設問 |
a) 本文の内容を2文で要約せよ。
b) 次の記述が本文の内容と合うかどうかを「はい」か「いいえ」で答え、判断の根拠となる本文の語句をそのまま引用してください。
(i) 扁桃摘出術は、耳鼻科の研修医が比較的早い時期に習得する手術である。
(ii) 退院後に大出血を起こした手術を執刀したのは、群馬大の教授である。
(iii) 一般の市中病院で扁桃摘出術が年間100人以上行われるのは珍しい。
c) 本文について、次の問いに答えよ。
(i) 同窓会のブログで、胃がんの手術が一番うまいのはどのような医者だと話したか。
(ii) 大出血を起こした患者の緊急手術は、どこで行われたか。
(iii) その患者には、どのくらい輸血したとされているか。
== 本文 ==
餅は餅屋
先日、同窓会のブログで、胃がんの手術なんかは、地方中核病院の部長クラスが一番うまい、
という話をしました。
何しろ、数多くの症例をこなしてる医者が、いいわけです。
ただ、世間一般では
大学病院>市中病院>一般開業医
という意識があって、この公式がすべての疾患に適応されると思ってる人がいる。
確かに、まれな症例とか、特殊な機器・設備がないと出来ない治療ってのは、大学病院に行くべきです。
でも、一般的な疾患は、やはりその手のものを最も多く扱ってる病院で見てもらうのが、安心です。
例えば耳鼻科でいうと扁桃腺の手術を大学教授にしてもらうほど危険なことはありません。
扁桃摘出術は、耳鼻科の研修医が比較的早い時期に習得する手術です。
しかし、ポピュラーな手術ではありますが、術後の出血などで致命的な合併症を起こすこともあり
やはり、術者の熟練と、施設、スタッフの経験が必要です。
通常、こういった手術は、大学病院で行われることはなく、
逆に、一般の市中病院では年間100人以上行われることもまれではありません。
私もかつて、いやんなるほど取りました。
以前、某大学(群馬大ではありませんよ)の教授が、執刀した扁桃腺の手術で
退院後、自宅で大出血を起こし、
(その手術した病院が遠方だったため)群馬大の関連病院で緊急手術を行い
10リッターくらい輸血してなんとか一命を取り留めた、という話を聞きました。
おそらく、その教授は何10年も、扁桃摘出術やったことがなかったんでしょうね。
指導医がつく分、研修医が執刀する方が、まだ、安全でしょう。
まさか、教授の手術では、あれこれ口や手を出すわけには行きませんからね。
===
== 元データ ==
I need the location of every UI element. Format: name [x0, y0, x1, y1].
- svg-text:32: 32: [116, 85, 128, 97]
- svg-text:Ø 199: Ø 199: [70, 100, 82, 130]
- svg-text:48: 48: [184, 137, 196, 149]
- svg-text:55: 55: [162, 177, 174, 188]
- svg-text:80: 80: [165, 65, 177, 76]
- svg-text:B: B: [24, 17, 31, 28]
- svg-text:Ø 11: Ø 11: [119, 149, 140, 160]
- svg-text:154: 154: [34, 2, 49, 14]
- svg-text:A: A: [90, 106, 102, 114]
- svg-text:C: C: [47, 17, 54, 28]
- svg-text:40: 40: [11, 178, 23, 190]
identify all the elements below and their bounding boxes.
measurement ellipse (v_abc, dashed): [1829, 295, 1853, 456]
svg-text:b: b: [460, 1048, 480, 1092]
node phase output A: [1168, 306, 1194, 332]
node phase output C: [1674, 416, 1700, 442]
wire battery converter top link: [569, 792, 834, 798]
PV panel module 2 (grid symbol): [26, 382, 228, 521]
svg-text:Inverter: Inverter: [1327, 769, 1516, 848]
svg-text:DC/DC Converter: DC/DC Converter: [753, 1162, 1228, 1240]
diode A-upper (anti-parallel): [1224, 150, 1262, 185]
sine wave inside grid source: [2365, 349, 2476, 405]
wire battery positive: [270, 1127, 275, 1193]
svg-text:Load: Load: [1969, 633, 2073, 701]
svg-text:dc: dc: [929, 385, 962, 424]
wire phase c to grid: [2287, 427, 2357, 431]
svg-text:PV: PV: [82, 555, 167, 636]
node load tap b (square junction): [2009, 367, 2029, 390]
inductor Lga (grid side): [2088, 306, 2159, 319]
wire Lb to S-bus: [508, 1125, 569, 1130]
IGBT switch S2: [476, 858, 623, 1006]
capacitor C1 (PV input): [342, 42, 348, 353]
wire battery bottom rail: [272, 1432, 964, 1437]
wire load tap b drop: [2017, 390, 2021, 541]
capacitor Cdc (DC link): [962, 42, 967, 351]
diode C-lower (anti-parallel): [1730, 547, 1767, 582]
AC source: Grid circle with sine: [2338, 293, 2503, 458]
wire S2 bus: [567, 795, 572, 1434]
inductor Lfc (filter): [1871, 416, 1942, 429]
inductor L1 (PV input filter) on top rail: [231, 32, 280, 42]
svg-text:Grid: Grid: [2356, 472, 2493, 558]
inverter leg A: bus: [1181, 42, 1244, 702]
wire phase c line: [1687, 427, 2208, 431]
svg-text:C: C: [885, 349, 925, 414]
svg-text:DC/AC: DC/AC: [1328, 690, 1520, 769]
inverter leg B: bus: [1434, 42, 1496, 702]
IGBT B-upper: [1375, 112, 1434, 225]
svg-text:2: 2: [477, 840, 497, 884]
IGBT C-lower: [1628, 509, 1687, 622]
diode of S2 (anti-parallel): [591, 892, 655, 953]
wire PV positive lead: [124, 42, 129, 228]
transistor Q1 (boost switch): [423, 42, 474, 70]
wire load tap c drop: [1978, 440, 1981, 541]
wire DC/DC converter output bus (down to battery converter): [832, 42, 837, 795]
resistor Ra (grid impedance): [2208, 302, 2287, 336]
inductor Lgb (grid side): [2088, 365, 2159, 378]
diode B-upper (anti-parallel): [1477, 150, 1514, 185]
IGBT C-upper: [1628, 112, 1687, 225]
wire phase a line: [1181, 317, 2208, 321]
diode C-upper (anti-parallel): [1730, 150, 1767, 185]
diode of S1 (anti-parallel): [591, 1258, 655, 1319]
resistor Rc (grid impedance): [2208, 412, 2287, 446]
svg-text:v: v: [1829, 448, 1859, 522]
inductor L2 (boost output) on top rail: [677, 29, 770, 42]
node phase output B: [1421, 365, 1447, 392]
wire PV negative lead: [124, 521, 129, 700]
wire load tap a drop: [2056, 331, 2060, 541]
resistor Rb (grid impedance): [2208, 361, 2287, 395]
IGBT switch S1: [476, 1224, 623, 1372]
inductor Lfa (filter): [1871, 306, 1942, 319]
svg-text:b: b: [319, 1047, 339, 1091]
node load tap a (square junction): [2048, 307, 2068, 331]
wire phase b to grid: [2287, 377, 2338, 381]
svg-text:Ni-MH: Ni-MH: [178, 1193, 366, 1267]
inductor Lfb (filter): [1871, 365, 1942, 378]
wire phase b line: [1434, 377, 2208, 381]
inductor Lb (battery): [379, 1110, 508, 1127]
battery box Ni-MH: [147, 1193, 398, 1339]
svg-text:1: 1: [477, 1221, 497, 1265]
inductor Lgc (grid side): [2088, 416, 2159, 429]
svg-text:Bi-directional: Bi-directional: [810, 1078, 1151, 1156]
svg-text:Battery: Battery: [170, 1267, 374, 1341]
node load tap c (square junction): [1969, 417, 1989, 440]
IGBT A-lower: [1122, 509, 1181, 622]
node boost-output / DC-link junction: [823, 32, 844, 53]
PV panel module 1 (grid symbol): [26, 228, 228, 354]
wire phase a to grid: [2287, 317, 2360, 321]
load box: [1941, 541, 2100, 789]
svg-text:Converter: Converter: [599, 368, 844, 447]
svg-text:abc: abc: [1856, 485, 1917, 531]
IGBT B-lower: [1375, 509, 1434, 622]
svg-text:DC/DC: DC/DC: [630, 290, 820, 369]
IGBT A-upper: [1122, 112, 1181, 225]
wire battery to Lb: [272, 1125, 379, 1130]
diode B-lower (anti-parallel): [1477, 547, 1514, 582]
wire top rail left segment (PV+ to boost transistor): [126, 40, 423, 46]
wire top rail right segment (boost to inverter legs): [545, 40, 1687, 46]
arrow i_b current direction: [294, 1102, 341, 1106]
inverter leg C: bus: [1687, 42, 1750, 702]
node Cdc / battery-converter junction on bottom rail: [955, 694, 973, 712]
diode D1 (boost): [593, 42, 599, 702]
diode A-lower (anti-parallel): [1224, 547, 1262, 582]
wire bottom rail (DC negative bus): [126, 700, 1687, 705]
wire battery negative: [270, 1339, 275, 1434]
===
解答一覧 |
a) 筆者は、まれな症例や特殊な機器・設備が必要な治療は大学病院に行くべきだが、一般的な疾患はその種のものを最も多く扱っている病院で診てもらうのが安心だと述べている。その例として、扁桃摘出術は大学病院で行われることはなく市中病院で多く行われていることや、ある大学の教授が執刀した扁桃腺の手術で患者が退院後に自宅で大出血を起こしたという話が挙げられている。

b)
(i) はい。「扁桃摘出術は、耳鼻科の研修医が比較的早い時期に習得する手術です。」
(ii) いいえ。「某大学(群馬大ではありませんよ)の教授が」
(iii) いいえ。「一般の市中病院では年間100人以上行われることもまれではありません。」

c)
(i) 地方中核病院の部長クラス
(ii) 群馬大の関連病院
(iii) 10リッターくらい